**Task description:** Count the lines in the records below that contain the word "altered", and give only that count.

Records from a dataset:
########################################

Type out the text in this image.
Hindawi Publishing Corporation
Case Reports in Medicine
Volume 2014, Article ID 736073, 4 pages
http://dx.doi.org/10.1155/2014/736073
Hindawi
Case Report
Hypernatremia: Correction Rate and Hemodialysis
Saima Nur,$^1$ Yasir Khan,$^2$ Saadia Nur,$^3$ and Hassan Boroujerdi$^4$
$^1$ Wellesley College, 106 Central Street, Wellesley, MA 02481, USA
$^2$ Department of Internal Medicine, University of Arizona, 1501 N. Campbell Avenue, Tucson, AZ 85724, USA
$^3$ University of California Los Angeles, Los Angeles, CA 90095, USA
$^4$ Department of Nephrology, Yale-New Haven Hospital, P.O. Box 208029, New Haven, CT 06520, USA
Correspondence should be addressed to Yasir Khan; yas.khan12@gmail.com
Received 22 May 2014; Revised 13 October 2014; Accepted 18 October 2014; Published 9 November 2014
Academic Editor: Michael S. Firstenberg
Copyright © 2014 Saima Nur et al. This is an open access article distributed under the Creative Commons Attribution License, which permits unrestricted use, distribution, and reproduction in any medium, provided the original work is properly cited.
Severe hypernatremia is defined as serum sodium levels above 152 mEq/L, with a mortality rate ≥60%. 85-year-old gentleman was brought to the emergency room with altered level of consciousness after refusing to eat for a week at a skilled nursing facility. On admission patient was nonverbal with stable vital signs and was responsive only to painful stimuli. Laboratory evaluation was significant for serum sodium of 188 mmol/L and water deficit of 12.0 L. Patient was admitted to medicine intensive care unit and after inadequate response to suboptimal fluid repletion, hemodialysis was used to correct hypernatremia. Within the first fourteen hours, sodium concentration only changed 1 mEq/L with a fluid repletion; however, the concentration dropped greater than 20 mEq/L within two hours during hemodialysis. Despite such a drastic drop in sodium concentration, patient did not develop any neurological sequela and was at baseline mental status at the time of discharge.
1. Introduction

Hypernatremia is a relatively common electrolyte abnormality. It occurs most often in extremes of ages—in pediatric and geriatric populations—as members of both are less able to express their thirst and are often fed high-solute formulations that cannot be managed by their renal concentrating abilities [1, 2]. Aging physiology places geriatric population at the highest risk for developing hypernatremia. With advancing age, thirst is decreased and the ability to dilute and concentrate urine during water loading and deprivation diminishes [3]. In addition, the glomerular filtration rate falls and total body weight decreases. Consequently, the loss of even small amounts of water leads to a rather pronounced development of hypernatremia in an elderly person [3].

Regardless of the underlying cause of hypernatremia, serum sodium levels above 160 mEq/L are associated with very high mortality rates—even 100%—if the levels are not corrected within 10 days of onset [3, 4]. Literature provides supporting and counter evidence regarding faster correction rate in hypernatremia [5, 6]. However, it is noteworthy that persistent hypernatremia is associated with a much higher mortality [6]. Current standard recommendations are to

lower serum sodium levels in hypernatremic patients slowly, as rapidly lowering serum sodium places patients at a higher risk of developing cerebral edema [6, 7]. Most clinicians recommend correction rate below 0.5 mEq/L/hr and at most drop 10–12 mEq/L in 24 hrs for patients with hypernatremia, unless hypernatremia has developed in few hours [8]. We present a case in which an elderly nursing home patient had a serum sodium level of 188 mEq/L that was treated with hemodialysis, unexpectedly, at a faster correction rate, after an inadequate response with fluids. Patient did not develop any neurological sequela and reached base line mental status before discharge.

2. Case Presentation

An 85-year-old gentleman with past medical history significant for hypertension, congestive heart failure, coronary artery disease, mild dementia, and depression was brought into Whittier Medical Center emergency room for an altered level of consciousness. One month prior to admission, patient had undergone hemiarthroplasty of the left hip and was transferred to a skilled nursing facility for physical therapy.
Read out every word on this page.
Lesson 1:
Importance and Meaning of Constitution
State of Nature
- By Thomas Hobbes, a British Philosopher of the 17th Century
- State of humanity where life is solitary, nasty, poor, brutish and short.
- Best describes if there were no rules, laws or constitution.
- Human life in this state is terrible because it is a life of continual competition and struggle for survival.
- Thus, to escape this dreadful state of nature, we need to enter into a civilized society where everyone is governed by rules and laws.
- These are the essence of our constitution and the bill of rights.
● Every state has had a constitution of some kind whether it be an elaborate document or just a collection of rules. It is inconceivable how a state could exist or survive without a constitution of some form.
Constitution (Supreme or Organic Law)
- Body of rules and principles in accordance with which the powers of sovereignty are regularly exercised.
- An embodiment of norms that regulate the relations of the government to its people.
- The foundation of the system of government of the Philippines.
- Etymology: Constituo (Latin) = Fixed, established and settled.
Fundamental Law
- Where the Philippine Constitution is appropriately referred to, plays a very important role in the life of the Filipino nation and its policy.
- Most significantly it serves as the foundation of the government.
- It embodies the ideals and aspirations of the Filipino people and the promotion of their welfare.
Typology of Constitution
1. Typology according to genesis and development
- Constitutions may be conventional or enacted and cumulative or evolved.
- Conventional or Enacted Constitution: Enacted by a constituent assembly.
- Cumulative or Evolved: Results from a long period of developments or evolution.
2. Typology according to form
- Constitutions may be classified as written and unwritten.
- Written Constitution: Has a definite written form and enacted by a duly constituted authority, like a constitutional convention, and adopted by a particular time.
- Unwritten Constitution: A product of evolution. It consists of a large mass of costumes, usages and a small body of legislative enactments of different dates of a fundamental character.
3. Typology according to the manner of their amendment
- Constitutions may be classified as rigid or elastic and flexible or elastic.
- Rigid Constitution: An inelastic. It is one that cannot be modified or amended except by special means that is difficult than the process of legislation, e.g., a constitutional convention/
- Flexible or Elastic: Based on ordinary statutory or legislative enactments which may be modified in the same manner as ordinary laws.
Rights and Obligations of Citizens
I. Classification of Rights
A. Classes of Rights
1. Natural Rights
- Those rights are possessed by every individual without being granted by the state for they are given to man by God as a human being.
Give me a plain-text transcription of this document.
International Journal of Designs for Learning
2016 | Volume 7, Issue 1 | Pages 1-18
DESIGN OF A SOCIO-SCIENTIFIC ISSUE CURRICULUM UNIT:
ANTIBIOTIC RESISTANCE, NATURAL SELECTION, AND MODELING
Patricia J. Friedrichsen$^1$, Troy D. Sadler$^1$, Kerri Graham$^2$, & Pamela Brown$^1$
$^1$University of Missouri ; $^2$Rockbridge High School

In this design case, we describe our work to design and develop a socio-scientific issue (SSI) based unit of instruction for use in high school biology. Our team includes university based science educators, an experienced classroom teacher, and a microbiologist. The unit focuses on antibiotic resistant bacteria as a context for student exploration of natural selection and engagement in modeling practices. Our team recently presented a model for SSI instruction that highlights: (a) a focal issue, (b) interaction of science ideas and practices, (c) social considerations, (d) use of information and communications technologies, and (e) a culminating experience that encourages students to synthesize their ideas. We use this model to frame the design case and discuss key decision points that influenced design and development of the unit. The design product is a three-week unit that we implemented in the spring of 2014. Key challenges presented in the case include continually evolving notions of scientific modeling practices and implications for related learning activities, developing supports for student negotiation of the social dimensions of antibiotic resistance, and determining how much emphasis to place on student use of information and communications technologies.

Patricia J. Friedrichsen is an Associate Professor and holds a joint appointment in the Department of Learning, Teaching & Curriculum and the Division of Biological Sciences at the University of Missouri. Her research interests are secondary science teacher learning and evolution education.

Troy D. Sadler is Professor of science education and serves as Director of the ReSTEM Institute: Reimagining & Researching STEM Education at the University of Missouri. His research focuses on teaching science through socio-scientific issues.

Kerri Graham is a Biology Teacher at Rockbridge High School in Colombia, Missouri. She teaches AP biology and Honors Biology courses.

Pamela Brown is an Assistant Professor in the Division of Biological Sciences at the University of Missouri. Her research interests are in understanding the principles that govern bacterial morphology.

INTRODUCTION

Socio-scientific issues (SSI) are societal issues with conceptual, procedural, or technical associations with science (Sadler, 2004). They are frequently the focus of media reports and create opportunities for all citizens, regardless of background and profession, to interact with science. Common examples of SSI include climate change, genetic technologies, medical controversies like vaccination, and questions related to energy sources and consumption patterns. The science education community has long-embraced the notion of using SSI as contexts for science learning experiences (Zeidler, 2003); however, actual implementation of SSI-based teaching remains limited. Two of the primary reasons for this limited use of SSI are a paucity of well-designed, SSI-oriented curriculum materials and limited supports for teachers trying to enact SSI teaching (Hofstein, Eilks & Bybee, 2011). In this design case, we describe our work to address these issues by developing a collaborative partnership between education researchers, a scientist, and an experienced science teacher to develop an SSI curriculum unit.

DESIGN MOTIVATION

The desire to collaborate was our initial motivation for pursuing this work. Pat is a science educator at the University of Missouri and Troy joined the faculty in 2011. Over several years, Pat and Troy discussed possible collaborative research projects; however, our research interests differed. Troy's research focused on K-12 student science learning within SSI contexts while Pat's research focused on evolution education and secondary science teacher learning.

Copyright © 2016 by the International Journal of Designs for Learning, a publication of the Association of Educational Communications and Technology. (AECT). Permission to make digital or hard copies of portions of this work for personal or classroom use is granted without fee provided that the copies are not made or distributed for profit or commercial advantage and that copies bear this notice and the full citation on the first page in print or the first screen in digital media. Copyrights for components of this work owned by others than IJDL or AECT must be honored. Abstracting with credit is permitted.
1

########################################

**Output:** 2